SET PROBLEM ->
Reproduce the data that follows in its entirety, character for character.

Start of AVAILABLE RECORDS

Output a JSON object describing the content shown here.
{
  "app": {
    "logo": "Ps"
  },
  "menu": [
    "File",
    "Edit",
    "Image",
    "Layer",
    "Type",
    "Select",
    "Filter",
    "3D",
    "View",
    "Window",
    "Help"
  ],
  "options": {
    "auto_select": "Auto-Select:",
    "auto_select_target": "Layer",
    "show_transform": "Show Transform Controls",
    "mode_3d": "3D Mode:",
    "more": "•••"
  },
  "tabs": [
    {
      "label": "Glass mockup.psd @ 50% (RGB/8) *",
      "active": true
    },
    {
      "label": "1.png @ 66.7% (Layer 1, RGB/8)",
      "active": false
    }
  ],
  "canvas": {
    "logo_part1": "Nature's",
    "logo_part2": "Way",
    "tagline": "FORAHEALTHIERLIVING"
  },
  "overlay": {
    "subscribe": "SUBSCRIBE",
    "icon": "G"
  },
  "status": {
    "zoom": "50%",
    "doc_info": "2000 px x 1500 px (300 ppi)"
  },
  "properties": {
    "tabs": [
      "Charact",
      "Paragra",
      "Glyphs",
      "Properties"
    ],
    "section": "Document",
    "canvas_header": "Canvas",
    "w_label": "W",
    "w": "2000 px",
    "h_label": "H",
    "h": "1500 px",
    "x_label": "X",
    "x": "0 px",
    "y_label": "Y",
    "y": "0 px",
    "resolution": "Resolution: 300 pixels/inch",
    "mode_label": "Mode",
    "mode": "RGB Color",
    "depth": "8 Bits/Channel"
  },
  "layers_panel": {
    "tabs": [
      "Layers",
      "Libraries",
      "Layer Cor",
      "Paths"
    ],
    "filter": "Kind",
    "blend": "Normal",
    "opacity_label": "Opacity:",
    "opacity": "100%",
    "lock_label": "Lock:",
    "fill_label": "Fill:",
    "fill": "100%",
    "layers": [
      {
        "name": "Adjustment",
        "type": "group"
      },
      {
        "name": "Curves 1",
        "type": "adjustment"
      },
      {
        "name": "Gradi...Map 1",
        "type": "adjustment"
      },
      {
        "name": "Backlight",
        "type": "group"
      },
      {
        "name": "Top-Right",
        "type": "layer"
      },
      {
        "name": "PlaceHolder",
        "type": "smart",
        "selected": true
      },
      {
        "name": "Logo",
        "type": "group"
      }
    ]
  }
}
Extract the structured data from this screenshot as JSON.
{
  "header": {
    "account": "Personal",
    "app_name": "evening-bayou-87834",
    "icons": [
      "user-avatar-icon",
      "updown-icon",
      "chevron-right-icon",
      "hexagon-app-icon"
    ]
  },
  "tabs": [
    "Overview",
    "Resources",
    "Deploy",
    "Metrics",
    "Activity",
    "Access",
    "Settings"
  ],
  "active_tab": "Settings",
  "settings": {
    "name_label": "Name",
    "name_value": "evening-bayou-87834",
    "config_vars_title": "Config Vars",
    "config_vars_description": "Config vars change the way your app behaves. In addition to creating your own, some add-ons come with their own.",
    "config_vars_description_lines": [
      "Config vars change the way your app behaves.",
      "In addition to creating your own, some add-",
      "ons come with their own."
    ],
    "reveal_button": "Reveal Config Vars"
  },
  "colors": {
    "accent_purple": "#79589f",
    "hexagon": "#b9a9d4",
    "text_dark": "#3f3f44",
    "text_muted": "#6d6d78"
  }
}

End of AVAILABLE RECORDS

SOLUTION FOR THIS PROBLEM ->
Output a JSON object describing the content shown here.
{
  "app": {
    "logo": "Ps"
  },
  "menu": [
    "File",
    "Edit",
    "Image",
    "Layer",
    "Type",
    "Select",
    "Filter",
    "3D",
    "View",
    "Window",
    "Help"
  ],
  "options": {
    "auto_select": "Auto-Select:",
    "auto_select_target": "Layer",
    "show_transform": "Show Transform Controls",
    "mode_3d": "3D Mode:",
    "more": "•••"
  },
  "tabs": [
    {
      "label": "Glass mockup.psd @ 50% (RGB/8) *",
      "active": true
    },
    {
      "label": "1.png @ 66.7% (Layer 1, RGB/8)",
      "active": false
    }
  ],
  "canvas": {
    "logo_part1": "Nature's",
    "logo_part2": "Way",
    "tagline": "FORAHEALTHIERLIVING"
  },
  "overlay": {
    "subscribe": "SUBSCRIBE",
    "icon": "G"
  },
  "status": {
    "zoom": "50%",
    "doc_info": "2000 px x 1500 px (300 ppi)"
  },
  "properties": {
    "tabs": [
      "Charact",
      "Paragra",
      "Glyphs",
      "Properties"
    ],
    "section": "Document",
    "canvas_header": "Canvas",
    "w_label": "W",
    "w": "2000 px",
    "h_label": "H",
    "h": "1500 px",
    "x_label": "X",
    "x": "0 px",
    "y_label": "Y",
    "y": "0 px",
    "resolution": "Resolution: 300 pixels/inch",
    "mode_label": "Mode",
    "mode": "RGB Color",
    "depth": "8 Bits/Channel"
  },
  "layers_panel": {
    "tabs": [
      "Layers",
      "Libraries",
      "Layer Cor",
      "Paths"
    ],
    "filter": "Kind",
    "blend": "Normal",
    "opacity_label": "Opacity:",
    "opacity": "100%",
    "lock_label": "Lock:",
    "fill_label": "Fill:",
    "fill": "100%",
    "layers": [
      {
        "name": "Adjustment",
        "type": "group"
      },
      {
        "name": "Curves 1",
        "type": "adjustment"
      },
      {
        "name": "Gradi...Map 1",
        "type": "adjustment"
      },
      {
        "name": "Backlight",
        "type": "group"
      },
      {
        "name": "Top-Right",
        "type": "layer"
      },
      {
        "name": "PlaceHolder",
        "type": "smart",
        "selected": true
      },
      {
        "name": "Logo",
        "type": "group"
      }
    ]
  }
}
Extract the structured data from this screenshot as JSON.
{
  "header": {
    "account": "Personal",
    "app_name": "evening-bayou-87834",
    "icons": [
      "user-avatar-icon",
      "updown-icon",
      "chevron-right-icon",
      "hexagon-app-icon"
    ]
  },
  "tabs": [
    "Overview",
    "Resources",
    "Deploy",
    "Metrics",
    "Activity",
    "Access",
    "Settings"
  ],
  "active_tab": "Settings",
  "settings": {
    "name_label": "Name",
    "name_value": "evening-bayou-87834",
    "config_vars_title": "Config Vars",
    "config_vars_description": "Config vars change the way your app behaves. In addition to creating your own, some add-ons come with their own.",
    "config_vars_description_lines": [
      "Config vars change the way your app behaves.",
      "In addition to creating your own, some add-",
      "ons come with their own."
    ],
    "reveal_button": "Reveal Config Vars"
  },
  "colors": {
    "accent_purple": "#79589f",
    "hexagon": "#b9a9d4",
    "text_dark": "#3f3f44",
    "text_muted": "#6d6d78"
  }
}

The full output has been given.